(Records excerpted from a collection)
---------------
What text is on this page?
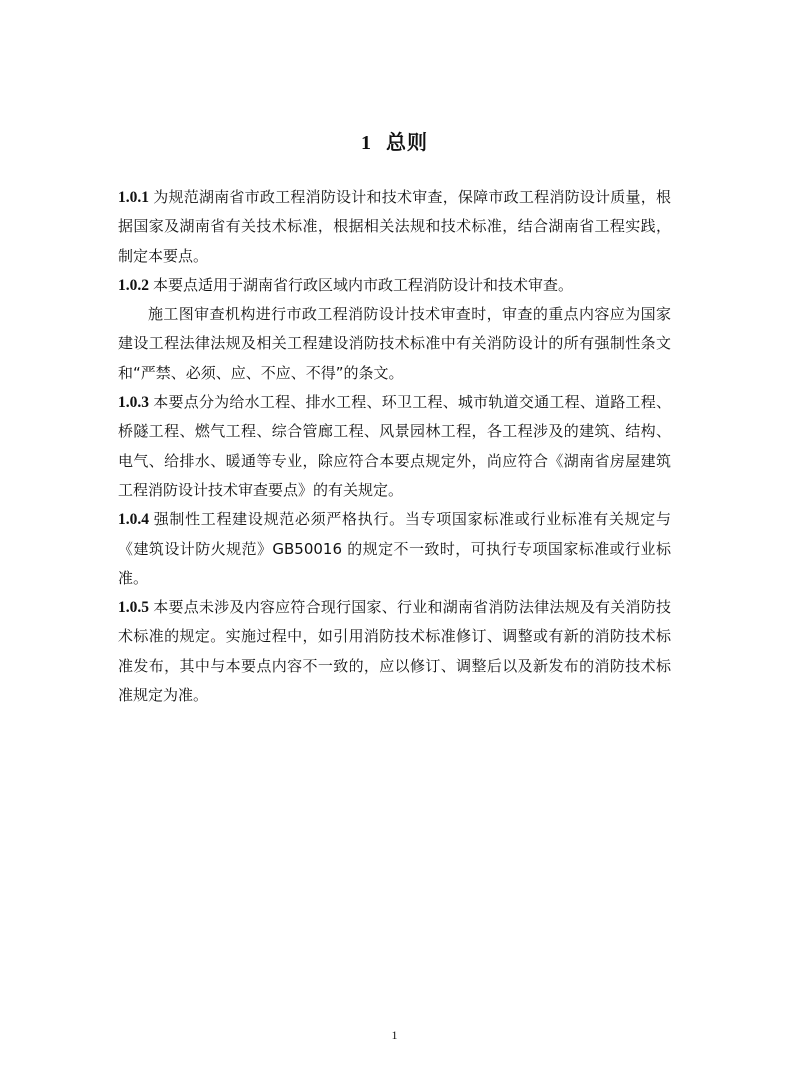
1 总则

1.0.1 为规范湖南省市政工程消防设计和技术审查，保障市政工程消防设计质量，根据国家及湖南省有关技术标准，根据相关法规和技术标准，结合湖南省工程实践，制定本要点。

1.0.2 本要点适用于湖南省行政区域内市政工程消防设计和技术审查。

施工图审查机构进行市政工程消防设计技术审查时，审查的重点内容应为国家建设工程法律法规及相关工程建设消防技术标准中有关消防设计的所有强制性条文和“严禁、必须、应、不应、不得”的条文。

1.0.3 本要点分为给水工程、排水工程、环卫工程、城市轨道交通工程、道路工程、桥隧工程、燃气工程、综合管廊工程、风景园林工程，各工程涉及的建筑、结构、电气、给排水、暖通等专业，除应符合本要点规定外，尚应符合《湖南省房屋建筑工程消防设计技术审查要点》的有关规定。

1.0.4 强制性工程建设规范必须严格执行。当专项国家标准或行业标准有关规定与《建筑设计防火规范》GB50016 的规定不一致时，可执行专项国家标准或行业标准。

1.0.5 本要点未涉及内容应符合现行国家、行业和湖南省消防法律法规及有关消防技术标准的规定。实施过程中，如引用消防技术标准修订、调整或有新的消防技术标准发布，其中与本要点内容不一致的，应以修订、调整后以及新发布的消防技术标准规定为准。

1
---------------
--- EXERCISE OBJECTIVE ---
Except for the pictures, copy every line of the records above exactly.

--- SOLUTION TO THIS EXERCISE ---
What text is on this page?
1 总则

1.0.1 为规范湖南省市政工程消防设计和技术审查，保障市政工程消防设计质量，根据国家及湖南省有关技术标准，根据相关法规和技术标准，结合湖南省工程实践，制定本要点。

1.0.2 本要点适用于湖南省行政区域内市政工程消防设计和技术审查。

施工图审查机构进行市政工程消防设计技术审查时，审查的重点内容应为国家建设工程法律法规及相关工程建设消防技术标准中有关消防设计的所有强制性条文和“严禁、必须、应、不应、不得”的条文。

1.0.3 本要点分为给水工程、排水工程、环卫工程、城市轨道交通工程、道路工程、桥隧工程、燃气工程、综合管廊工程、风景园林工程，各工程涉及的建筑、结构、电气、给排水、暖通等专业，除应符合本要点规定外，尚应符合《湖南省房屋建筑工程消防设计技术审查要点》的有关规定。

1.0.4 强制性工程建设规范必须严格执行。当专项国家标准或行业标准有关规定与《建筑设计防火规范》GB50016 的规定不一致时，可执行专项国家标准或行业标准。

1.0.5 本要点未涉及内容应符合现行国家、行业和湖南省消防法律法规及有关消防技术标准的规定。实施过程中，如引用消防技术标准修订、调整或有新的消防技术标准发布，其中与本要点内容不一致的，应以修订、调整后以及新发布的消防技术标准规定为准。

1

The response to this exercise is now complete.